* [What needs to be done]: Restate, word for word, every line of the data.

* [Task inputs]:
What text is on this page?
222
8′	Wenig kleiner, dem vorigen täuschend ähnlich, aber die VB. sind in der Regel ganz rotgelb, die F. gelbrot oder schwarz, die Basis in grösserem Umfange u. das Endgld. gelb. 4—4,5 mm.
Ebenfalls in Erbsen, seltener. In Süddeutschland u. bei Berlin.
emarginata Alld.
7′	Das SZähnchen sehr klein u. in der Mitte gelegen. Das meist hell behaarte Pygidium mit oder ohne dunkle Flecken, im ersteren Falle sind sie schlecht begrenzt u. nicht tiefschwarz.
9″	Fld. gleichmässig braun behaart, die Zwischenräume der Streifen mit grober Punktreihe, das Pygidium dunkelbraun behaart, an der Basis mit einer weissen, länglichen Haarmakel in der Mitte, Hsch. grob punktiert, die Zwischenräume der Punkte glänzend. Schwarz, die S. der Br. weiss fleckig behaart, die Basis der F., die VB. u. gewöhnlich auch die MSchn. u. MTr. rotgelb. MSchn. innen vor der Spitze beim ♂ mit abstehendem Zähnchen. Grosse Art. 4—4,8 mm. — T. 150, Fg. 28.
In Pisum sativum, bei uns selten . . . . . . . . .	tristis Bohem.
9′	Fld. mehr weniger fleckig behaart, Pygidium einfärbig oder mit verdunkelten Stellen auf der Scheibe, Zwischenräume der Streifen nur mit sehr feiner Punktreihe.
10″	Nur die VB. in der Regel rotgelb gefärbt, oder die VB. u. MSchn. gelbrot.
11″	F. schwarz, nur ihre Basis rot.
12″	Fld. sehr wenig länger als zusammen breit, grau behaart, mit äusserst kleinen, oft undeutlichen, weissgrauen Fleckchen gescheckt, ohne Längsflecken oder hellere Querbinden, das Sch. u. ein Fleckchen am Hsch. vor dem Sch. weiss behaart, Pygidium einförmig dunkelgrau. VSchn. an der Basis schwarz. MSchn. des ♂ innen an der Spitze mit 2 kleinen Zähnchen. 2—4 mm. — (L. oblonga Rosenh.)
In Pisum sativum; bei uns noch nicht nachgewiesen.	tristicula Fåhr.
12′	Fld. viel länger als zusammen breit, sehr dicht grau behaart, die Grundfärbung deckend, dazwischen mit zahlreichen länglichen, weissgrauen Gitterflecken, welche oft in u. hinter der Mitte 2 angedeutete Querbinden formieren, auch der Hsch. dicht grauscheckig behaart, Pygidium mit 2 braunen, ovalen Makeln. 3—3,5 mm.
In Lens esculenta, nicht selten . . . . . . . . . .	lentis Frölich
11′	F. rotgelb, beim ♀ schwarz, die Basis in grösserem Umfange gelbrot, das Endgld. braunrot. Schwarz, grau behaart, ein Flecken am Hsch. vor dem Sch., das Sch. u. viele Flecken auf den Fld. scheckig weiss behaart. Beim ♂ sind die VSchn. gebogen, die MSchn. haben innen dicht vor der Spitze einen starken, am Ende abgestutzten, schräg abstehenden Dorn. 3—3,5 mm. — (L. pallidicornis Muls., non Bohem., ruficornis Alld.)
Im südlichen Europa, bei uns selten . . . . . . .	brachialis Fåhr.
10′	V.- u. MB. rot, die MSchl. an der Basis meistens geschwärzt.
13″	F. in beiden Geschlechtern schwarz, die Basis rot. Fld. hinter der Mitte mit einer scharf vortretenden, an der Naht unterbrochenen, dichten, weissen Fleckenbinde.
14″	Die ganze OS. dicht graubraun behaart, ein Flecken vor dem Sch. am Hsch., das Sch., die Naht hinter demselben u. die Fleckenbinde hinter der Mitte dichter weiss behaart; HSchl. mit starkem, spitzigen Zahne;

* [Output for this task]:
What text is on this page?
222
8′	Wenig kleiner, dem vorigen täuschend ähnlich, aber die VB. sind in der Regel ganz rotgelb, die F. gelbrot oder schwarz, die Basis in grösserem Umfange u. das Endgld. gelb. 4—4,5 mm.
Ebenfalls in Erbsen, seltener. In Süddeutschland u. bei Berlin.
emarginata Alld.
7′	Das SZähnchen sehr klein u. in der Mitte gelegen. Das meist hell behaarte Pygidium mit oder ohne dunkle Flecken, im ersteren Falle sind sie schlecht begrenzt u. nicht tiefschwarz.
9″	Fld. gleichmässig braun behaart, die Zwischenräume der Streifen mit grober Punktreihe, das Pygidium dunkelbraun behaart, an der Basis mit einer weissen, länglichen Haarmakel in der Mitte, Hsch. grob punktiert, die Zwischenräume der Punkte glänzend. Schwarz, die S. der Br. weiss fleckig behaart, die Basis der F., die VB. u. gewöhnlich auch die MSchn. u. MTr. rotgelb. MSchn. innen vor der Spitze beim ♂ mit abstehendem Zähnchen. Grosse Art. 4—4,8 mm. — T. 150, Fg. 28.
In Pisum sativum, bei uns selten . . . . . . . . .	tristis Bohem.
9′	Fld. mehr weniger fleckig behaart, Pygidium einfärbig oder mit verdunkelten Stellen auf der Scheibe, Zwischenräume der Streifen nur mit sehr feiner Punktreihe.
10″	Nur die VB. in der Regel rotgelb gefärbt, oder die VB. u. MSchn. gelbrot.
11″	F. schwarz, nur ihre Basis rot.
12″	Fld. sehr wenig länger als zusammen breit, grau behaart, mit äusserst kleinen, oft undeutlichen, weissgrauen Fleckchen gescheckt, ohne Längsflecken oder hellere Querbinden, das Sch. u. ein Fleckchen am Hsch. vor dem Sch. weiss behaart, Pygidium einförmig dunkelgrau. VSchn. an der Basis schwarz. MSchn. des ♂ innen an der Spitze mit 2 kleinen Zähnchen. 2—4 mm. — (L. oblonga Rosenh.)
In Pisum sativum; bei uns noch nicht nachgewiesen.	tristicula Fåhr.
12′	Fld. viel länger als zusammen breit, sehr dicht grau behaart, die Grundfärbung deckend, dazwischen mit zahlreichen länglichen, weissgrauen Gitterflecken, welche oft in u. hinter der Mitte 2 angedeutete Querbinden formieren, auch der Hsch. dicht grauscheckig behaart, Pygidium mit 2 braunen, ovalen Makeln. 3—3,5 mm.
In Lens esculenta, nicht selten . . . . . . . . . .	lentis Frölich
11′	F. rotgelb, beim ♀ schwarz, die Basis in grösserem Umfange gelbrot, das Endgld. braunrot. Schwarz, grau behaart, ein Flecken am Hsch. vor dem Sch., das Sch. u. viele Flecken auf den Fld. scheckig weiss behaart. Beim ♂ sind die VSchn. gebogen, die MSchn. haben innen dicht vor der Spitze einen starken, am Ende abgestutzten, schräg abstehenden Dorn. 3—3,5 mm. — (L. pallidicornis Muls., non Bohem., ruficornis Alld.)
Im südlichen Europa, bei uns selten . . . . . . .	brachialis Fåhr.
10′	V.- u. MB. rot, die MSchl. an der Basis meistens geschwärzt.
13″	F. in beiden Geschlechtern schwarz, die Basis rot. Fld. hinter der Mitte mit einer scharf vortretenden, an der Naht unterbrochenen, dichten, weissen Fleckenbinde.
14″	Die ganze OS. dicht graubraun behaart, ein Flecken vor dem Sch. am Hsch., das Sch., die Naht hinter demselben u. die Fleckenbinde hinter der Mitte dichter weiss behaart; HSchl. mit starkem, spitzigen Zahne;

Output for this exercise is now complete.